## [PROMPT]
Copy nothing but the text: reproduce each line of the listing exactly and leave the pictures out.
--------------------
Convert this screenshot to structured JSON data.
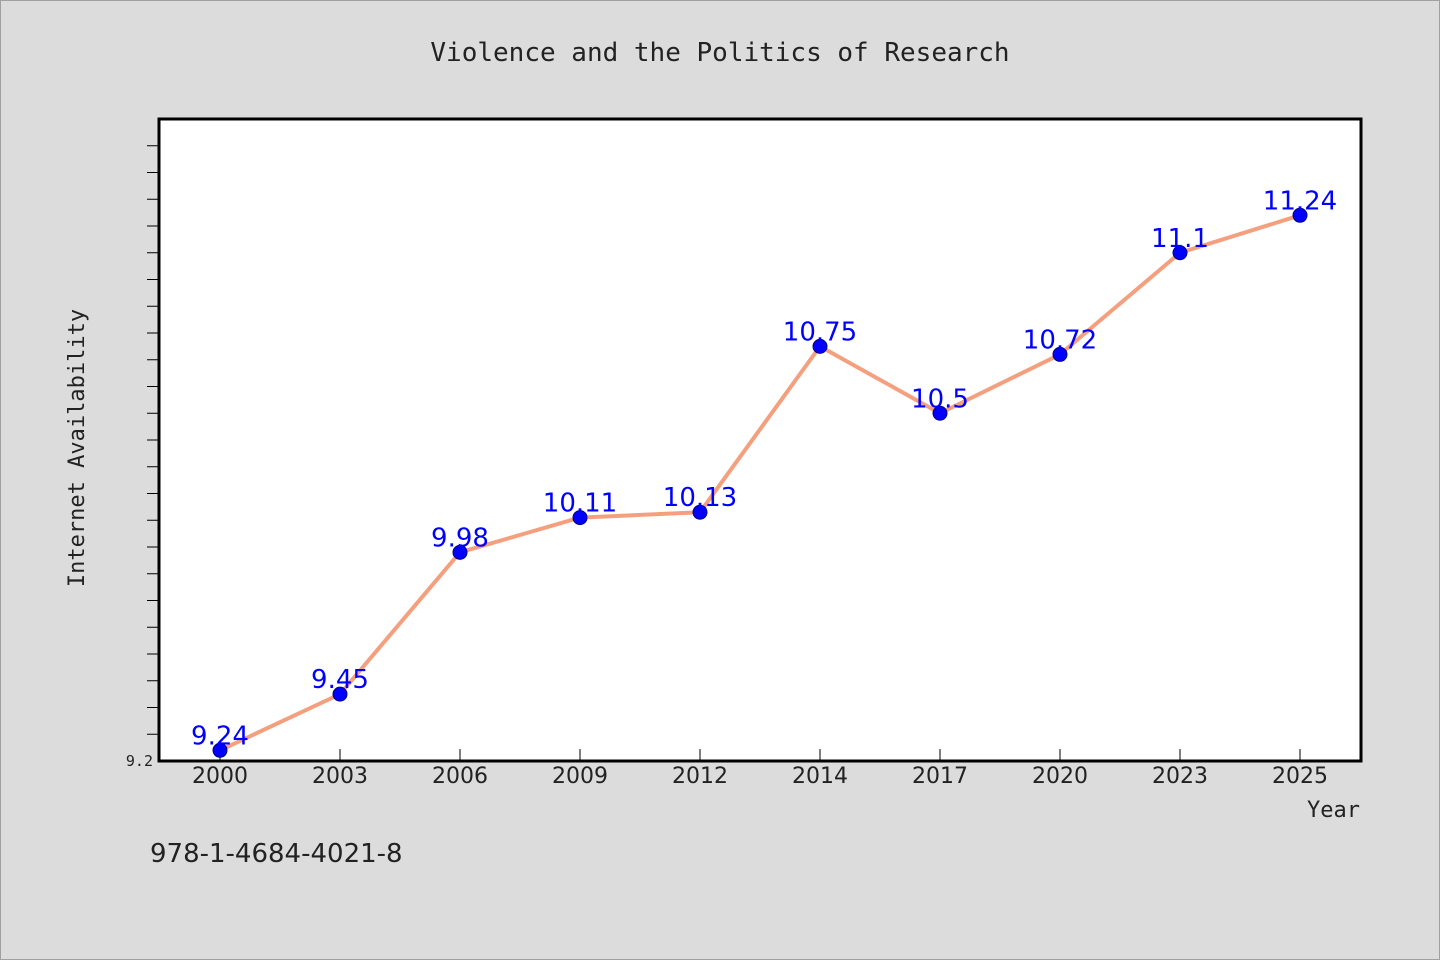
{
  "chart_data": {
    "type": "line",
    "title": "Violence and the Politics of Research",
    "xlabel": "Year",
    "ylabel": "Internet Availability",
    "categories": [
      "2000",
      "2003",
      "2006",
      "2009",
      "2012",
      "2014",
      "2017",
      "2020",
      "2023",
      "2025"
    ],
    "series": [
      {
        "values": [
          9.24,
          9.45,
          9.98,
          10.11,
          10.13,
          10.75,
          10.5,
          10.72,
          11.1,
          11.24
        ]
      }
    ],
    "data_labels": [
      "9.24",
      "9.45",
      "9.98",
      "10.11",
      "10.13",
      "10.75",
      "10.5",
      "10.72",
      "11.1",
      "11.24"
    ],
    "ylim": [
      9.2,
      11.6
    ],
    "yticks_labeled": [
      "9.2"
    ],
    "grid": false,
    "line_color": "#f4a07e",
    "marker_color": "#0000ff",
    "label_color": "#0000ff"
  },
  "footer": {
    "isbn": "978-1-4684-4021-8"
  }
}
--------------------
## [WRITTEN ANSWER]
Convert this screenshot to structured JSON data.
{
  "chart_data": {
    "type": "line",
    "title": "Violence and the Politics of Research",
    "xlabel": "Year",
    "ylabel": "Internet Availability",
    "categories": [
      "2000",
      "2003",
      "2006",
      "2009",
      "2012",
      "2014",
      "2017",
      "2020",
      "2023",
      "2025"
    ],
    "series": [
      {
        "values": [
          9.24,
          9.45,
          9.98,
          10.11,
          10.13,
          10.75,
          10.5,
          10.72,
          11.1,
          11.24
        ]
      }
    ],
    "data_labels": [
      "9.24",
      "9.45",
      "9.98",
      "10.11",
      "10.13",
      "10.75",
      "10.5",
      "10.72",
      "11.1",
      "11.24"
    ],
    "ylim": [
      9.2,
      11.6
    ],
    "yticks_labeled": [
      "9.2"
    ],
    "grid": false,
    "line_color": "#f4a07e",
    "marker_color": "#0000ff",
    "label_color": "#0000ff"
  },
  "footer": {
    "isbn": "978-1-4684-4021-8"
  }
}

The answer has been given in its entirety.